╔══

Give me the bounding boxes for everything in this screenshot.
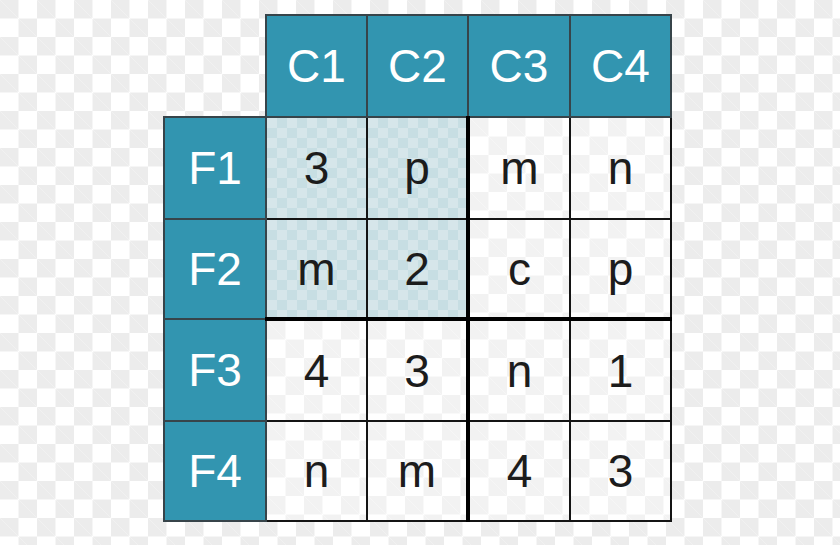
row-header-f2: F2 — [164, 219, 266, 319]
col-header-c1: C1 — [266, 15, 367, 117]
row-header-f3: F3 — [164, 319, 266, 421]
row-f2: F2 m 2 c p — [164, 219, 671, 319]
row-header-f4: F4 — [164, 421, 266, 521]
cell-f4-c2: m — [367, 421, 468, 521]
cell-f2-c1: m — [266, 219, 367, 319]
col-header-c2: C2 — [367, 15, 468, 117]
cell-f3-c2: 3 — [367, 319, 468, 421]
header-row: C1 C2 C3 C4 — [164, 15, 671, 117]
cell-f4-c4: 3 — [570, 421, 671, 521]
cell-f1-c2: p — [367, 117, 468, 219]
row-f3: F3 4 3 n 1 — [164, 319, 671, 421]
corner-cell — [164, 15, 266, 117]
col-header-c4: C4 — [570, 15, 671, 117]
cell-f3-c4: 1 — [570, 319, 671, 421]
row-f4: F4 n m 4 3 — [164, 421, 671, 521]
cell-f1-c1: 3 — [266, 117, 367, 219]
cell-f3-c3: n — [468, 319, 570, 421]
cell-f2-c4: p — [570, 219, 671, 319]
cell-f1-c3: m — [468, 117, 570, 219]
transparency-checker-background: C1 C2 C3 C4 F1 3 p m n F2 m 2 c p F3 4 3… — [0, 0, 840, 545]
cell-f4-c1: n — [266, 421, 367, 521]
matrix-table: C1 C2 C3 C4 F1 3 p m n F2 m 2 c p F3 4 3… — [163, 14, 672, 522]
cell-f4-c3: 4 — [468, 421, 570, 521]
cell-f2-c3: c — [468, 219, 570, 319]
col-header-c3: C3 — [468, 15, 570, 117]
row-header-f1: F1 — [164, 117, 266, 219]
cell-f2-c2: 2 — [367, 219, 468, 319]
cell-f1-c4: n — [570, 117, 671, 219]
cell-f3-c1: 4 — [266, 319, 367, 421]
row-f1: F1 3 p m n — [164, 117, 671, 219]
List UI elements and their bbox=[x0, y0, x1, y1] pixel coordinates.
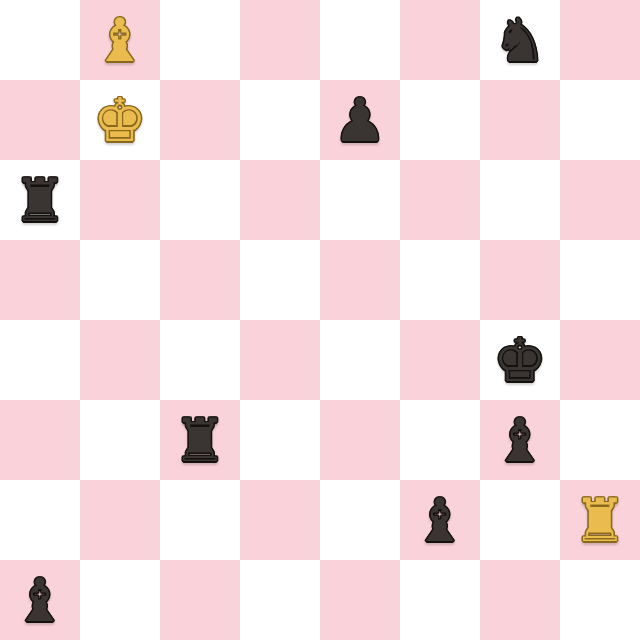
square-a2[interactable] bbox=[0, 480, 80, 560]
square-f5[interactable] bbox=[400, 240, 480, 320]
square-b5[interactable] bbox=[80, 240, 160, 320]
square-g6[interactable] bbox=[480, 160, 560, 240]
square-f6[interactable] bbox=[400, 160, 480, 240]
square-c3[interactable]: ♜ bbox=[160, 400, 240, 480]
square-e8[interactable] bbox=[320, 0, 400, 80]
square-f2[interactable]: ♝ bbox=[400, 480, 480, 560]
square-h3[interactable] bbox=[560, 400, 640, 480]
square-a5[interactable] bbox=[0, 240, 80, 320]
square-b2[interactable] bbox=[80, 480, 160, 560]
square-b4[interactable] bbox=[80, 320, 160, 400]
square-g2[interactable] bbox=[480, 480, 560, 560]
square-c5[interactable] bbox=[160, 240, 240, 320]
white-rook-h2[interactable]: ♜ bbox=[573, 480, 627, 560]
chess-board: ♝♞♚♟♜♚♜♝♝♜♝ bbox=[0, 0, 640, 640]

╚══

Gib alle Zeilen oben unverändert wieder, ohne die Bilder.

Give me the bounding boxes for everything in this screenshot.
row-header-f2: F2 — [164, 219, 266, 319]
col-header-c1: C1 — [266, 15, 367, 117]
row-header-f3: F3 — [164, 319, 266, 421]
row-f2: F2 m 2 c p — [164, 219, 671, 319]
row-header-f4: F4 — [164, 421, 266, 521]
cell-f4-c2: m — [367, 421, 468, 521]
cell-f2-c1: m — [266, 219, 367, 319]
col-header-c2: C2 — [367, 15, 468, 117]
cell-f3-c2: 3 — [367, 319, 468, 421]
header-row: C1 C2 C3 C4 — [164, 15, 671, 117]
cell-f4-c4: 3 — [570, 421, 671, 521]
cell-f1-c2: p — [367, 117, 468, 219]
row-f3: F3 4 3 n 1 — [164, 319, 671, 421]
corner-cell — [164, 15, 266, 117]
col-header-c4: C4 — [570, 15, 671, 117]
cell-f3-c4: 1 — [570, 319, 671, 421]
row-f4: F4 n m 4 3 — [164, 421, 671, 521]
cell-f1-c1: 3 — [266, 117, 367, 219]
cell-f3-c3: n — [468, 319, 570, 421]
cell-f2-c4: p — [570, 219, 671, 319]
cell-f1-c3: m — [468, 117, 570, 219]
transparency-checker-background: C1 C2 C3 C4 F1 3 p m n F2 m 2 c p F3 4 3… — [0, 0, 840, 545]
cell-f4-c1: n — [266, 421, 367, 521]
matrix-table: C1 C2 C3 C4 F1 3 p m n F2 m 2 c p F3 4 3… — [163, 14, 672, 522]
cell-f4-c3: 4 — [468, 421, 570, 521]
cell-f2-c3: c — [468, 219, 570, 319]
col-header-c3: C3 — [468, 15, 570, 117]
row-header-f1: F1 — [164, 117, 266, 219]
cell-f2-c2: 2 — [367, 219, 468, 319]
cell-f1-c4: n — [570, 117, 671, 219]
cell-f3-c1: 4 — [266, 319, 367, 421]
row-f1: F1 3 p m n — [164, 117, 671, 219]
List UI elements and their bbox=[x0, y0, x1, y1] pixel coordinates.
square-a2[interactable] bbox=[0, 480, 80, 560]
square-f5[interactable] bbox=[400, 240, 480, 320]
square-b5[interactable] bbox=[80, 240, 160, 320]
square-g6[interactable] bbox=[480, 160, 560, 240]
square-f6[interactable] bbox=[400, 160, 480, 240]
square-c3[interactable]: ♜ bbox=[160, 400, 240, 480]
square-e8[interactable] bbox=[320, 0, 400, 80]
square-f2[interactable]: ♝ bbox=[400, 480, 480, 560]
square-h3[interactable] bbox=[560, 400, 640, 480]
square-a5[interactable] bbox=[0, 240, 80, 320]
square-b2[interactable] bbox=[80, 480, 160, 560]
square-b4[interactable] bbox=[80, 320, 160, 400]
square-g2[interactable] bbox=[480, 480, 560, 560]
square-c5[interactable] bbox=[160, 240, 240, 320]
white-rook-h2[interactable]: ♜ bbox=[573, 480, 627, 560]
chess-board: ♝♞♚♟♜♚♜♝♝♜♝ bbox=[0, 0, 640, 640]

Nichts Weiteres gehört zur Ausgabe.